Aim of the task
Reproduce each record exactly.

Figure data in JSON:
□ □ □

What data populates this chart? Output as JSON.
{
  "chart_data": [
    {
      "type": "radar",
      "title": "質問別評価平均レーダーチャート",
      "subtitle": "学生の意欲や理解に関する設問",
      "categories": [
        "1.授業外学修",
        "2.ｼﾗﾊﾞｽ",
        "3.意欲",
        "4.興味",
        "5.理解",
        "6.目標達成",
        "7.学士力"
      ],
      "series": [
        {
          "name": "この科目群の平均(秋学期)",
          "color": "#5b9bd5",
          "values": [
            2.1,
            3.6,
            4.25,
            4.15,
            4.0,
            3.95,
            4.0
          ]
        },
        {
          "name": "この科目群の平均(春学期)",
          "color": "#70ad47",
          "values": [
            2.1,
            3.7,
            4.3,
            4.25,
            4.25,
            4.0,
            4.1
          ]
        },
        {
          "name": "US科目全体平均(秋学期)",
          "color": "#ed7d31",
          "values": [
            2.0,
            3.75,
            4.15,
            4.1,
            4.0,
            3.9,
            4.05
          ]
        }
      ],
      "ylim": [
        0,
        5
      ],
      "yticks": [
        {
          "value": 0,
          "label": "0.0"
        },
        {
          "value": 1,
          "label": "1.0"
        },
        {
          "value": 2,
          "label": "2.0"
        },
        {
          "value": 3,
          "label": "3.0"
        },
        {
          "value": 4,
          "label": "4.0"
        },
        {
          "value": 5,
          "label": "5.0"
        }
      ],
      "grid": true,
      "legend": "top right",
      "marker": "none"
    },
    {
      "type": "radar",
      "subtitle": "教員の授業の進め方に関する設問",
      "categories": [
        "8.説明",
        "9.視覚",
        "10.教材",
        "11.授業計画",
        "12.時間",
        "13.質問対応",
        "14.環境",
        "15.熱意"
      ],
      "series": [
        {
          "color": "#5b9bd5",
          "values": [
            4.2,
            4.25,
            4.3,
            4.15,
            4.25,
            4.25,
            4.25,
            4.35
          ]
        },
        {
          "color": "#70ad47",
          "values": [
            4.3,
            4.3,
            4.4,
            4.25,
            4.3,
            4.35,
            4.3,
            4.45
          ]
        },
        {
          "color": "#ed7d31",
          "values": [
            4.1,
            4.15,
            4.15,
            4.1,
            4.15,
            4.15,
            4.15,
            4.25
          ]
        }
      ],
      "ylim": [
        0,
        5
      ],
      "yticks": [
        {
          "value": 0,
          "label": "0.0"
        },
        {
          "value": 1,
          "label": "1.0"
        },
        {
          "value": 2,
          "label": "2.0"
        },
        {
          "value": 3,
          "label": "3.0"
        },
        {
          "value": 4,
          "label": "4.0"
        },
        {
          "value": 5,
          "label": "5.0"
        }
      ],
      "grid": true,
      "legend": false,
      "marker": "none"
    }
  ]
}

□ □ □

Response
What data populates this chart? Output as JSON.
{
  "chart_data": [
    {
      "type": "radar",
      "title": "質問別評価平均レーダーチャート",
      "subtitle": "学生の意欲や理解に関する設問",
      "categories": [
        "1.授業外学修",
        "2.ｼﾗﾊﾞｽ",
        "3.意欲",
        "4.興味",
        "5.理解",
        "6.目標達成",
        "7.学士力"
      ],
      "series": [
        {
          "name": "この科目群の平均(秋学期)",
          "color": "#5b9bd5",
          "values": [
            2.1,
            3.6,
            4.25,
            4.15,
            4.0,
            3.95,
            4.0
          ]
        },
        {
          "name": "この科目群の平均(春学期)",
          "color": "#70ad47",
          "values": [
            2.1,
            3.7,
            4.3,
            4.25,
            4.25,
            4.0,
            4.1
          ]
        },
        {
          "name": "US科目全体平均(秋学期)",
          "color": "#ed7d31",
          "values": [
            2.0,
            3.75,
            4.15,
            4.1,
            4.0,
            3.9,
            4.05
          ]
        }
      ],
      "ylim": [
        0,
        5
      ],
      "yticks": [
        {
          "value": 0,
          "label": "0.0"
        },
        {
          "value": 1,
          "label": "1.0"
        },
        {
          "value": 2,
          "label": "2.0"
        },
        {
          "value": 3,
          "label": "3.0"
        },
        {
          "value": 4,
          "label": "4.0"
        },
        {
          "value": 5,
          "label": "5.0"
        }
      ],
      "grid": true,
      "legend": "top right",
      "marker": "none"
    },
    {
      "type": "radar",
      "subtitle": "教員の授業の進め方に関する設問",
      "categories": [
        "8.説明",
        "9.視覚",
        "10.教材",
        "11.授業計画",
        "12.時間",
        "13.質問対応",
        "14.環境",
        "15.熱意"
      ],
      "series": [
        {
          "color": "#5b9bd5",
          "values": [
            4.2,
            4.25,
            4.3,
            4.15,
            4.25,
            4.25,
            4.25,
            4.35
          ]
        },
        {
          "color": "#70ad47",
          "values": [
            4.3,
            4.3,
            4.4,
            4.25,
            4.3,
            4.35,
            4.3,
            4.45
          ]
        },
        {
          "color": "#ed7d31",
          "values": [
            4.1,
            4.15,
            4.15,
            4.1,
            4.15,
            4.15,
            4.15,
            4.25
          ]
        }
      ],
      "ylim": [
        0,
        5
      ],
      "yticks": [
        {
          "value": 0,
          "label": "0.0"
        },
        {
          "value": 1,
          "label": "1.0"
        },
        {
          "value": 2,
          "label": "2.0"
        },
        {
          "value": 3,
          "label": "3.0"
        },
        {
          "value": 4,
          "label": "4.0"
        },
        {
          "value": 5,
          "label": "5.0"
        }
      ],
      "grid": true,
      "legend": false,
      "marker": "none"
    }
  ]
}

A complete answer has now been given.